## GIVEN EXERCISE
Each line containing the word "name" should be found and copied.

## AVAILABLE RECORDS
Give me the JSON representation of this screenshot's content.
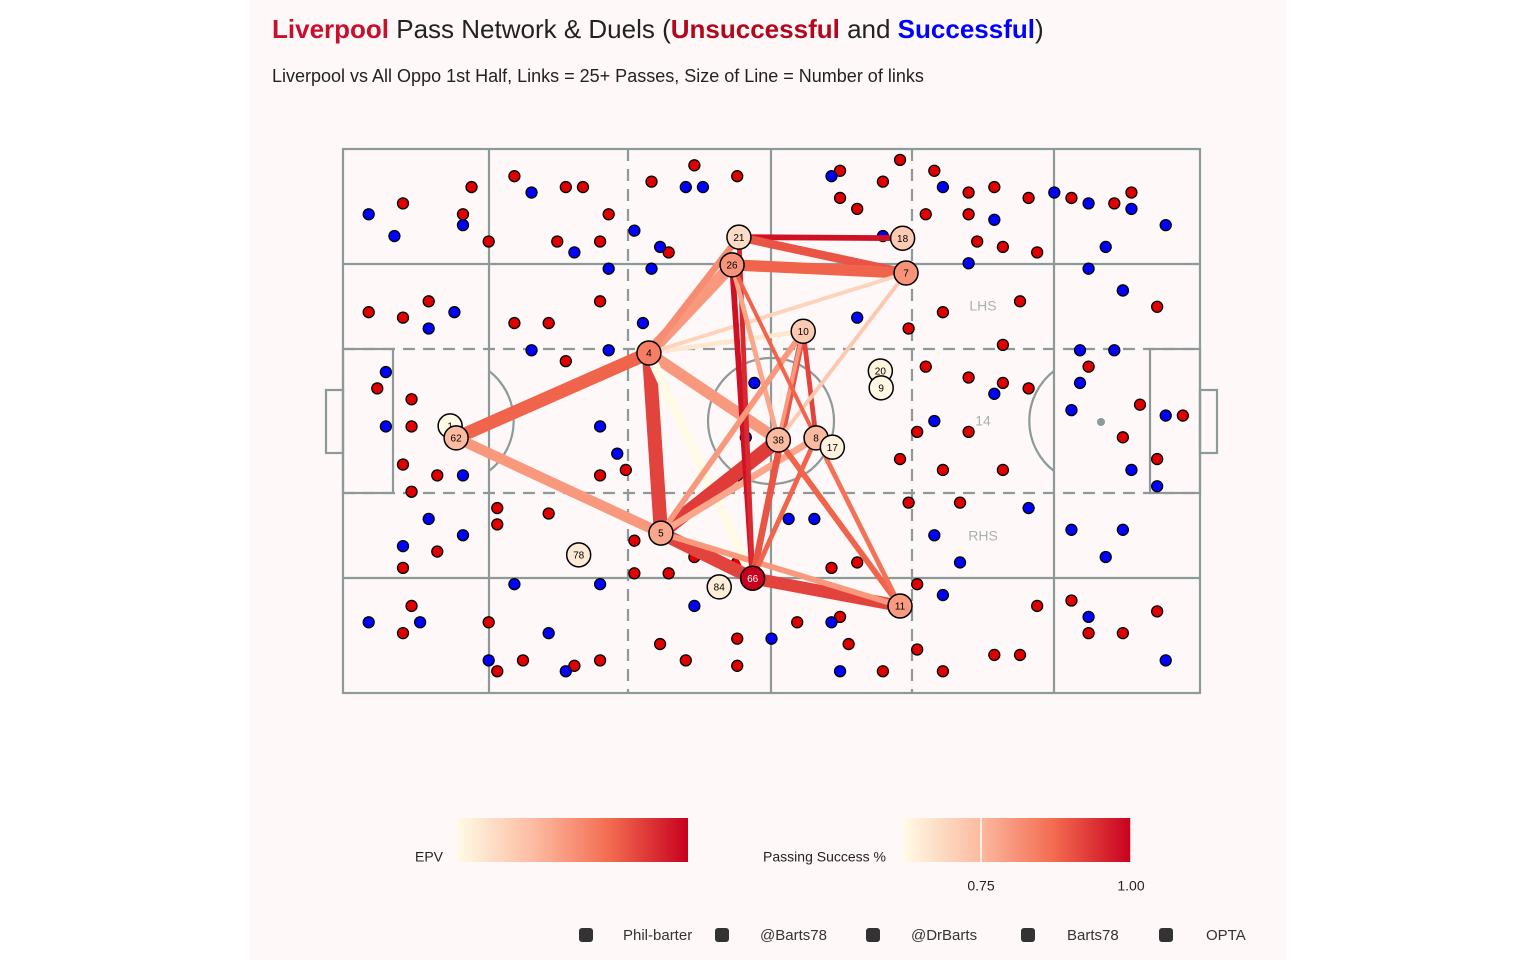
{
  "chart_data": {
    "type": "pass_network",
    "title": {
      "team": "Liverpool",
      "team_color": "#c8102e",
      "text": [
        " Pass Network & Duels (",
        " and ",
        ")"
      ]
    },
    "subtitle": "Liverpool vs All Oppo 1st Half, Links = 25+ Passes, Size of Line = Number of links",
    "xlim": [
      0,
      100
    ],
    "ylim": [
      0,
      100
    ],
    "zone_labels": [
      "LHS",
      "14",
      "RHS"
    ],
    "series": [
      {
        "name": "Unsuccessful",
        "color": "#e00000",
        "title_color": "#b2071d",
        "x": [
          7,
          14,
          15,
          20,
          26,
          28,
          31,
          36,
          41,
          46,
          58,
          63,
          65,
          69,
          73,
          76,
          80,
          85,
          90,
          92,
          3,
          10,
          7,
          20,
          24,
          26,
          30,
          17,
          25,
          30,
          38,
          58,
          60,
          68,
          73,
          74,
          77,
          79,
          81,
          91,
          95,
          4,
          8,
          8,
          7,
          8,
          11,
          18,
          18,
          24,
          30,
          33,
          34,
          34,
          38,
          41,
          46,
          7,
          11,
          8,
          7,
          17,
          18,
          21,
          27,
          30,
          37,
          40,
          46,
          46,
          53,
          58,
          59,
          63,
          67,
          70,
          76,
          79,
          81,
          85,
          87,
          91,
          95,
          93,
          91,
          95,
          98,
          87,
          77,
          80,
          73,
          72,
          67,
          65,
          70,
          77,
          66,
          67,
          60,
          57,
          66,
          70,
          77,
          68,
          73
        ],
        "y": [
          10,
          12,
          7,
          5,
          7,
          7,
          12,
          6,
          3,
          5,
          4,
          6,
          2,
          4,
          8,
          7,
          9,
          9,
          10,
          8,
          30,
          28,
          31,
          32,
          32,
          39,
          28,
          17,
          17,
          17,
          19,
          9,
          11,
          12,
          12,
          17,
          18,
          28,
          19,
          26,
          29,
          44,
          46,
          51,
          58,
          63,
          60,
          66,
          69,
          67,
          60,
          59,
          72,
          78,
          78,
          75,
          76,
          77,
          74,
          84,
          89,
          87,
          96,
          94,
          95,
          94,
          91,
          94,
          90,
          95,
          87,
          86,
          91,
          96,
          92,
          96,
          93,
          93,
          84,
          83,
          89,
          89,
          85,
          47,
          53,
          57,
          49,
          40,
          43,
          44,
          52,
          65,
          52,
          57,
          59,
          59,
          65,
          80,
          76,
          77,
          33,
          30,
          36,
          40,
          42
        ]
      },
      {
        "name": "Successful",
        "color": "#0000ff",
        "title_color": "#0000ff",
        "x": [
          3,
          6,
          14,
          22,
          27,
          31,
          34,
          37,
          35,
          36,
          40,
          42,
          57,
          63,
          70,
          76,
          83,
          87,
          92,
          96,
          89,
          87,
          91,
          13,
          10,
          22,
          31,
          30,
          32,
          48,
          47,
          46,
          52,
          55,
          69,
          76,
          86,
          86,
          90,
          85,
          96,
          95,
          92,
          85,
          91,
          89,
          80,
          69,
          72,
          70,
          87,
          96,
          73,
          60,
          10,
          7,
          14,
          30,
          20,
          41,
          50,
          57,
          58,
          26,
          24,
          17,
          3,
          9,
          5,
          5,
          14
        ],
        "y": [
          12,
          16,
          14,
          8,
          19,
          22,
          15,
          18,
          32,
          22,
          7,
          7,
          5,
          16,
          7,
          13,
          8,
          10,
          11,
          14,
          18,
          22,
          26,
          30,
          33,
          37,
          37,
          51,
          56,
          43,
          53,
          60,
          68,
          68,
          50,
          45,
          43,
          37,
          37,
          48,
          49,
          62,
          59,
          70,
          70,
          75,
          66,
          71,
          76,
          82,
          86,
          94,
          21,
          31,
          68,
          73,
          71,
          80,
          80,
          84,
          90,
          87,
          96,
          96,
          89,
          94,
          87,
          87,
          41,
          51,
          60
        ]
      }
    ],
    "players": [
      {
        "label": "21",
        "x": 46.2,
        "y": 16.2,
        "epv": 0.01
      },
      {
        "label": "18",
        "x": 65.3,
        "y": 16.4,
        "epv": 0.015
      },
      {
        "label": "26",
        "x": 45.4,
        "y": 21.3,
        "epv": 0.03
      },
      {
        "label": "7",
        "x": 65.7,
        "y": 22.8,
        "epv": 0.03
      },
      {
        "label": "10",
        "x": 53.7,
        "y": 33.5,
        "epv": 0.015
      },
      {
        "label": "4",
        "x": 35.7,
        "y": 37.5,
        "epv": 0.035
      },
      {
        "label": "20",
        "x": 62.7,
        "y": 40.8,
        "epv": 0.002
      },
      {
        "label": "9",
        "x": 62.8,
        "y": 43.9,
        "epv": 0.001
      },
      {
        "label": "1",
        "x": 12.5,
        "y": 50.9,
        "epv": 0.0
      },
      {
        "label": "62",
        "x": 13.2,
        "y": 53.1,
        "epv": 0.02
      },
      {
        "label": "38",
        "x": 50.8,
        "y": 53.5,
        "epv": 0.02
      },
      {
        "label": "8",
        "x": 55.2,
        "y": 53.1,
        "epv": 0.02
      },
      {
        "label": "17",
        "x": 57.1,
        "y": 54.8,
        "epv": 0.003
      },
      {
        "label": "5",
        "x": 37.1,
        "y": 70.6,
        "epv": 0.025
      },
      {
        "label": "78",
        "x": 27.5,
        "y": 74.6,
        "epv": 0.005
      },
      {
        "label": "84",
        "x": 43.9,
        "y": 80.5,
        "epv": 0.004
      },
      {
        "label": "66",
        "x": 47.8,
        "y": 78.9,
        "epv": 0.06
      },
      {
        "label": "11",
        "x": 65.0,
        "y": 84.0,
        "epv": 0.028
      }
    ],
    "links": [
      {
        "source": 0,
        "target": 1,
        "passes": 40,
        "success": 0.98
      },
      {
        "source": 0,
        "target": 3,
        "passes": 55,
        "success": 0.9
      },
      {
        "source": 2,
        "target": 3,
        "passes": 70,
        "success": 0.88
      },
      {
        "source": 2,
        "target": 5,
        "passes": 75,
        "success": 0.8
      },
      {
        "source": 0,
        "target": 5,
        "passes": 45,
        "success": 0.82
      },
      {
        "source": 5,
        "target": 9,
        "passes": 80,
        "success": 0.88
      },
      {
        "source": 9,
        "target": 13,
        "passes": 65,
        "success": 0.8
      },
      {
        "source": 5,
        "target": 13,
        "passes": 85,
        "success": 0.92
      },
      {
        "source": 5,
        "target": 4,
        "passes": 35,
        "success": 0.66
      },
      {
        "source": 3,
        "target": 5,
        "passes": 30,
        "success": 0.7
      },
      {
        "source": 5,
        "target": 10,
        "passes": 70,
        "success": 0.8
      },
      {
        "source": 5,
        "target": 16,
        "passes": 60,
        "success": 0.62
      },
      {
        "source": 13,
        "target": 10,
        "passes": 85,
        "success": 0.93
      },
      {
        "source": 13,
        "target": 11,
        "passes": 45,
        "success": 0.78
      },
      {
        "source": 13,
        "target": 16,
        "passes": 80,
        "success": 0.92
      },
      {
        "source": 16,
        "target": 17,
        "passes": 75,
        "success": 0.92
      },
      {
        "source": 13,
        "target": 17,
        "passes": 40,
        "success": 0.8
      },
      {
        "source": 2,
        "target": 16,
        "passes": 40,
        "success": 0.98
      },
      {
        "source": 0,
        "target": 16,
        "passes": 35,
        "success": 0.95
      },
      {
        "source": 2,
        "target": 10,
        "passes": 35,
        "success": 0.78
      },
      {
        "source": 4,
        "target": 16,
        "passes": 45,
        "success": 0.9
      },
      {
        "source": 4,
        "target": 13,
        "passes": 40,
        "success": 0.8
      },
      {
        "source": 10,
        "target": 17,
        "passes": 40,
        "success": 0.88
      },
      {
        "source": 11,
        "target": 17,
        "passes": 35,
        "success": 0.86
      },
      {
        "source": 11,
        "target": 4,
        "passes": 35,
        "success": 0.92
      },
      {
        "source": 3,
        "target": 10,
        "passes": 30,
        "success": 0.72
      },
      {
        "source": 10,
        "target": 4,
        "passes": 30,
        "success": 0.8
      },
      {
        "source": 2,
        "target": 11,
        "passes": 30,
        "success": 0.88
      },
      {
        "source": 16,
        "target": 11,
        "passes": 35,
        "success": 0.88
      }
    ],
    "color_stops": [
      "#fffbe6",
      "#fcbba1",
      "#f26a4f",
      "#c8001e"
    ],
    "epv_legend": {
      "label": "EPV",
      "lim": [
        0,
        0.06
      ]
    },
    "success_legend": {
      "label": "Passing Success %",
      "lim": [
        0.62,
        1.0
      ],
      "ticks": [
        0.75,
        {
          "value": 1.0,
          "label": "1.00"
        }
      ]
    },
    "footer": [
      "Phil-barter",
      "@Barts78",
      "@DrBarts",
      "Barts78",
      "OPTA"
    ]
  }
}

## RESULT BELOW
        "name": "Unsuccessful",
        "name": "Successful",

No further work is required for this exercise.